Data tied to figure images
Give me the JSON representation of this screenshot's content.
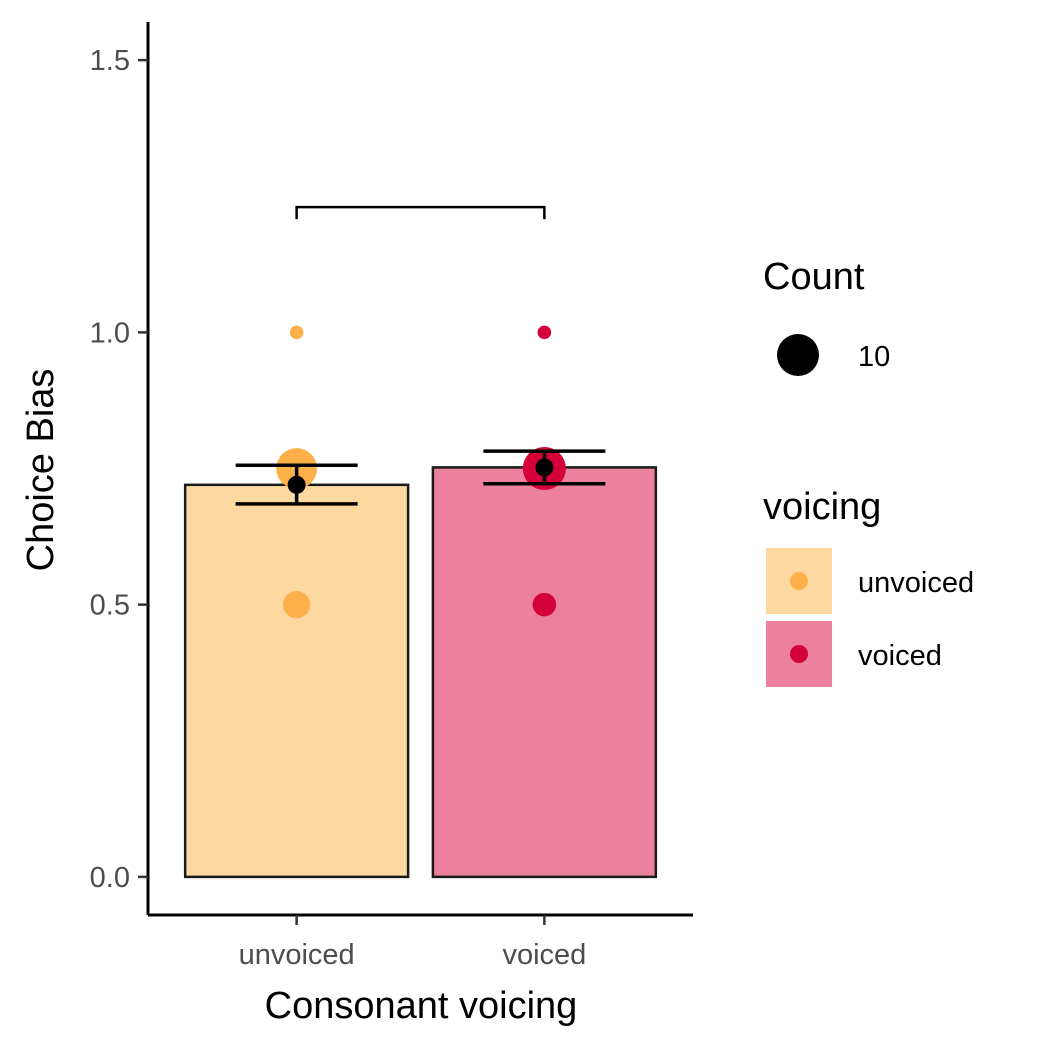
{
  "chart_data": {
    "type": "bar",
    "xlabel": "Consonant voicing",
    "ylabel": "Choice Bias",
    "ylim": [
      -0.07,
      1.57
    ],
    "yticks": [
      0.0,
      0.5,
      1.0,
      1.5
    ],
    "ytick_labels": [
      "0.0",
      "0.5",
      "1.0",
      "1.5"
    ],
    "categories": [
      "unvoiced",
      "voiced"
    ],
    "bars": [
      {
        "category": "unvoiced",
        "value": 0.72,
        "fill": "#fdd8a0",
        "stroke": "#1a1a1a",
        "mean": 0.72,
        "error": [
          0.685,
          0.756
        ],
        "points": [
          {
            "y": 1.0,
            "count": 1
          },
          {
            "y": 0.75,
            "count": 9
          },
          {
            "y": 0.5,
            "count": 4
          }
        ],
        "point_color": "#fdb04a"
      },
      {
        "category": "voiced",
        "value": 0.752,
        "fill": "#eb819e",
        "stroke": "#1a1a1a",
        "mean": 0.752,
        "error": [
          0.722,
          0.782
        ],
        "points": [
          {
            "y": 1.0,
            "count": 1
          },
          {
            "y": 0.75,
            "count": 10
          },
          {
            "y": 0.5,
            "count": 3
          }
        ],
        "point_color": "#d5003a"
      }
    ],
    "comparison_bracket": {
      "from": "unvoiced",
      "to": "voiced",
      "y": 1.23,
      "label": ""
    },
    "legend": {
      "position": "right",
      "size": {
        "title": "Count",
        "entries": [
          {
            "label": "10",
            "count": 10
          }
        ]
      },
      "fill": {
        "title": "voicing",
        "entries": [
          {
            "label": "unvoiced",
            "fill": "#fdd8a0",
            "point": "#fdb04a"
          },
          {
            "label": "voiced",
            "fill": "#eb819e",
            "point": "#d5003a"
          }
        ]
      }
    }
  }
}
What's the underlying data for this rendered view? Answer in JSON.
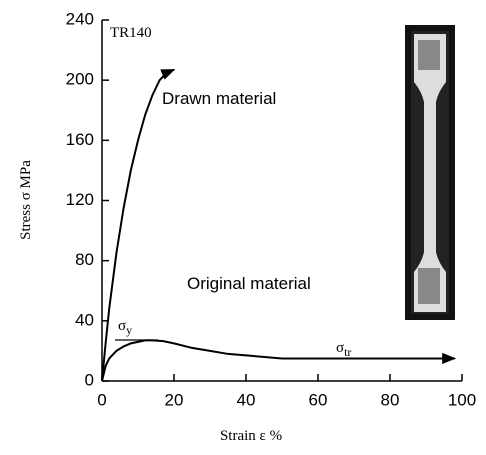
{
  "chart_data": {
    "type": "line",
    "xlabel": "Strain ε  %",
    "ylabel": "Stress σ  MPa",
    "xlim": [
      0,
      100
    ],
    "xticks": [
      0,
      20,
      40,
      60,
      80,
      100
    ],
    "ylim": [
      0,
      240
    ],
    "yticks": [
      0,
      40,
      80,
      120,
      160,
      200,
      240
    ],
    "series": [
      {
        "name": "Drawn material",
        "color": "#000000",
        "x": [
          0,
          1,
          2,
          4,
          6,
          8,
          10,
          12,
          14,
          16,
          18,
          20
        ],
        "values": [
          0,
          25,
          48,
          85,
          115,
          140,
          160,
          177,
          190,
          200,
          205,
          207
        ]
      },
      {
        "name": "Original material",
        "color": "#000000",
        "x": [
          0,
          1,
          2,
          4,
          6,
          8,
          10,
          12,
          14,
          17,
          20,
          25,
          30,
          35,
          40,
          50,
          60,
          70,
          80,
          90,
          98
        ],
        "values": [
          0,
          10,
          15,
          20,
          23,
          25,
          26,
          27,
          27,
          26.5,
          25,
          22,
          20,
          18,
          17,
          15,
          15,
          15,
          15,
          15,
          15
        ]
      }
    ],
    "annotations": [
      "TR140"
    ],
    "sigma_y": {
      "symbol": "σ",
      "subscript": "y"
    },
    "sigma_tr": {
      "symbol": "σ",
      "subscript": "tr"
    }
  }
}
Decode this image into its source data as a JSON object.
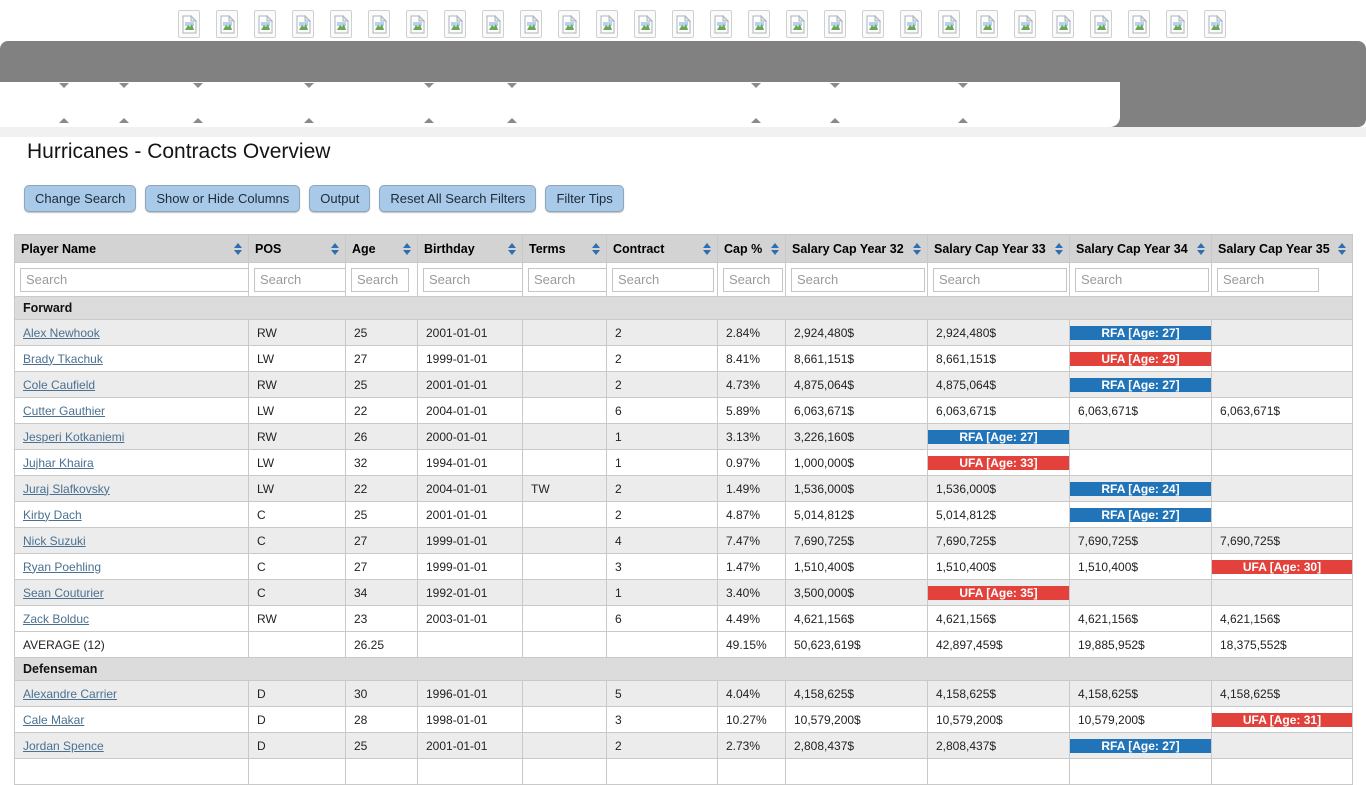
{
  "page": {
    "title": "Hurricanes - Contracts Overview"
  },
  "top_icons": {
    "count": 28,
    "icon": "broken-image-icon"
  },
  "toolbar": {
    "buttons": [
      "Change Search",
      "Show or Hide Columns",
      "Output",
      "Reset All Search Filters",
      "Filter Tips"
    ]
  },
  "table": {
    "search_placeholder": "Search",
    "columns": [
      "Player Name",
      "POS",
      "Age",
      "Birthday",
      "Terms",
      "Contract",
      "Cap %",
      "Salary Cap Year 32",
      "Salary Cap Year 33",
      "Salary Cap Year 34",
      "Salary Cap Year 35"
    ],
    "status_colors": {
      "rfa": "#2274b8",
      "ufa": "#e2413c"
    },
    "sections": [
      {
        "label": "Forward",
        "rows": [
          {
            "name": "Alex Newhook",
            "pos": "RW",
            "age": "25",
            "birthday": "2001-01-01",
            "terms": "",
            "contract": "2",
            "cap": "2.84%",
            "years": [
              "2,924,480$",
              "2,924,480$",
              {
                "badge": "RFA [Age: 27]",
                "status": "rfa"
              },
              ""
            ]
          },
          {
            "name": "Brady Tkachuk",
            "pos": "LW",
            "age": "27",
            "birthday": "1999-01-01",
            "terms": "",
            "contract": "2",
            "cap": "8.41%",
            "years": [
              "8,661,151$",
              "8,661,151$",
              {
                "badge": "UFA [Age: 29]",
                "status": "ufa"
              },
              ""
            ]
          },
          {
            "name": "Cole Caufield",
            "pos": "RW",
            "age": "25",
            "birthday": "2001-01-01",
            "terms": "",
            "contract": "2",
            "cap": "4.73%",
            "years": [
              "4,875,064$",
              "4,875,064$",
              {
                "badge": "RFA [Age: 27]",
                "status": "rfa"
              },
              ""
            ]
          },
          {
            "name": "Cutter Gauthier",
            "pos": "LW",
            "age": "22",
            "birthday": "2004-01-01",
            "terms": "",
            "contract": "6",
            "cap": "5.89%",
            "years": [
              "6,063,671$",
              "6,063,671$",
              "6,063,671$",
              "6,063,671$"
            ]
          },
          {
            "name": "Jesperi Kotkaniemi",
            "pos": "RW",
            "age": "26",
            "birthday": "2000-01-01",
            "terms": "",
            "contract": "1",
            "cap": "3.13%",
            "years": [
              "3,226,160$",
              {
                "badge": "RFA [Age: 27]",
                "status": "rfa"
              },
              "",
              ""
            ]
          },
          {
            "name": "Jujhar Khaira",
            "pos": "LW",
            "age": "32",
            "birthday": "1994-01-01",
            "terms": "",
            "contract": "1",
            "cap": "0.97%",
            "years": [
              "1,000,000$",
              {
                "badge": "UFA [Age: 33]",
                "status": "ufa"
              },
              "",
              ""
            ]
          },
          {
            "name": "Juraj Slafkovsky",
            "pos": "LW",
            "age": "22",
            "birthday": "2004-01-01",
            "terms": "TW",
            "contract": "2",
            "cap": "1.49%",
            "years": [
              "1,536,000$",
              "1,536,000$",
              {
                "badge": "RFA [Age: 24]",
                "status": "rfa"
              },
              ""
            ]
          },
          {
            "name": "Kirby Dach",
            "pos": "C",
            "age": "25",
            "birthday": "2001-01-01",
            "terms": "",
            "contract": "2",
            "cap": "4.87%",
            "years": [
              "5,014,812$",
              "5,014,812$",
              {
                "badge": "RFA [Age: 27]",
                "status": "rfa"
              },
              ""
            ]
          },
          {
            "name": "Nick Suzuki",
            "pos": "C",
            "age": "27",
            "birthday": "1999-01-01",
            "terms": "",
            "contract": "4",
            "cap": "7.47%",
            "years": [
              "7,690,725$",
              "7,690,725$",
              "7,690,725$",
              "7,690,725$"
            ]
          },
          {
            "name": "Ryan Poehling",
            "pos": "C",
            "age": "27",
            "birthday": "1999-01-01",
            "terms": "",
            "contract": "3",
            "cap": "1.47%",
            "years": [
              "1,510,400$",
              "1,510,400$",
              "1,510,400$",
              {
                "badge": "UFA [Age: 30]",
                "status": "ufa"
              }
            ]
          },
          {
            "name": "Sean Couturier",
            "pos": "C",
            "age": "34",
            "birthday": "1992-01-01",
            "terms": "",
            "contract": "1",
            "cap": "3.40%",
            "years": [
              "3,500,000$",
              {
                "badge": "UFA [Age: 35]",
                "status": "ufa"
              },
              "",
              ""
            ]
          },
          {
            "name": "Zack Bolduc",
            "pos": "RW",
            "age": "23",
            "birthday": "2003-01-01",
            "terms": "",
            "contract": "6",
            "cap": "4.49%",
            "years": [
              "4,621,156$",
              "4,621,156$",
              "4,621,156$",
              "4,621,156$"
            ]
          }
        ],
        "average": {
          "label": "AVERAGE (12)",
          "age": "26.25",
          "cap": "49.15%",
          "years": [
            "50,623,619$",
            "42,897,459$",
            "19,885,952$",
            "18,375,552$"
          ]
        }
      },
      {
        "label": "Defenseman",
        "rows": [
          {
            "name": "Alexandre Carrier",
            "pos": "D",
            "age": "30",
            "birthday": "1996-01-01",
            "terms": "",
            "contract": "5",
            "cap": "4.04%",
            "years": [
              "4,158,625$",
              "4,158,625$",
              "4,158,625$",
              "4,158,625$"
            ]
          },
          {
            "name": "Cale Makar",
            "pos": "D",
            "age": "28",
            "birthday": "1998-01-01",
            "terms": "",
            "contract": "3",
            "cap": "10.27%",
            "years": [
              "10,579,200$",
              "10,579,200$",
              "10,579,200$",
              {
                "badge": "UFA [Age: 31]",
                "status": "ufa"
              }
            ]
          },
          {
            "name": "Jordan Spence",
            "pos": "D",
            "age": "25",
            "birthday": "2001-01-01",
            "terms": "",
            "contract": "2",
            "cap": "2.73%",
            "years": [
              "2,808,437$",
              "2,808,437$",
              {
                "badge": "RFA [Age: 27]",
                "status": "rfa"
              },
              ""
            ]
          },
          {
            "name": "",
            "pos": "",
            "age": "",
            "birthday": "",
            "terms": "",
            "contract": "",
            "cap": "",
            "years": [
              "",
              {
                "badge": "",
                "status": "rfa"
              },
              "",
              ""
            ]
          }
        ]
      }
    ]
  }
}
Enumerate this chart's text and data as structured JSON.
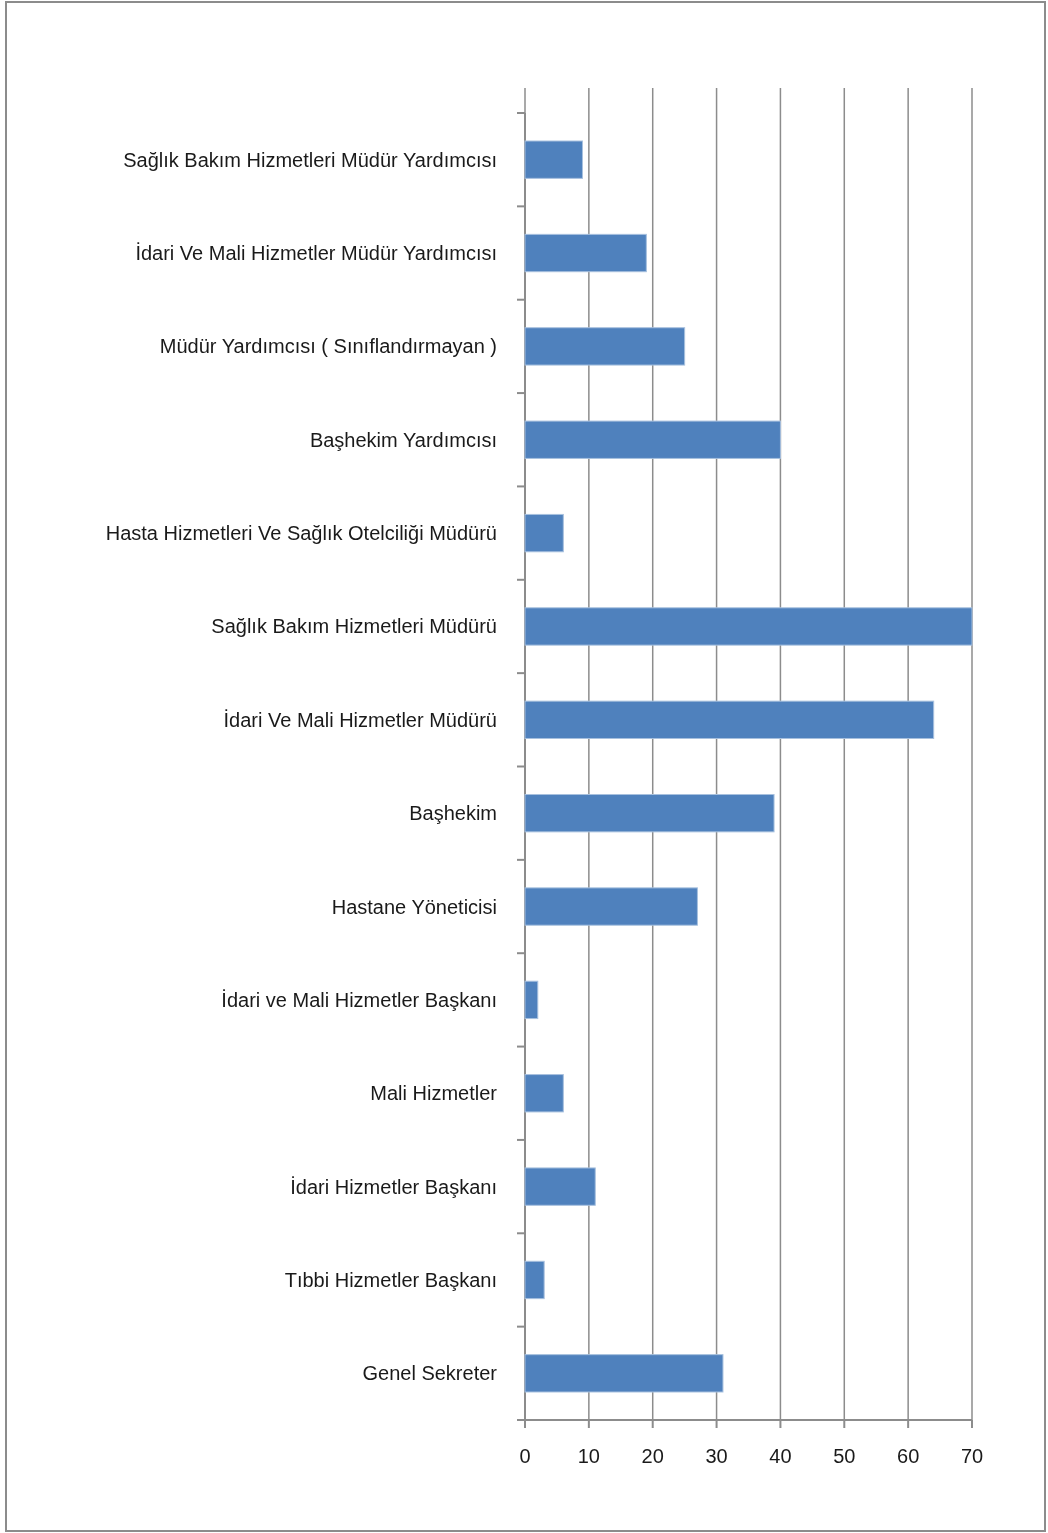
{
  "chart_data": {
    "type": "bar",
    "orientation": "horizontal",
    "categories": [
      "Sağlık Bakım Hizmetleri Müdür Yardımcısı",
      "İdari Ve Mali Hizmetler Müdür Yardımcısı",
      "Müdür Yardımcısı ( Sınıflandırmayan )",
      "Başhekim Yardımcısı",
      "Hasta Hizmetleri Ve Sağlık Otelciliği Müdürü",
      "Sağlık Bakım Hizmetleri Müdürü",
      "İdari Ve Mali Hizmetler Müdürü",
      "Başhekim",
      "Hastane Yöneticisi",
      "İdari ve Mali Hizmetler Başkanı",
      "Mali Hizmetler",
      "İdari Hizmetler Başkanı",
      "Tıbbi Hizmetler Başkanı",
      "Genel Sekreter"
    ],
    "values": [
      9,
      19,
      25,
      40,
      6,
      70,
      64,
      39,
      27,
      2,
      6,
      11,
      3,
      31
    ],
    "color": "#4f81bd",
    "xlim": [
      0,
      70
    ],
    "xticks": [
      0,
      10,
      20,
      30,
      40,
      50,
      60,
      70
    ],
    "grid": "x"
  }
}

- GIVEN PROBLEM -
Point out every line holding the string "title" and copy it.

- RESPONSE -
        "title": "Count",
        "title": "voicing",
    "title": "Hurricanes - Contracts Overview"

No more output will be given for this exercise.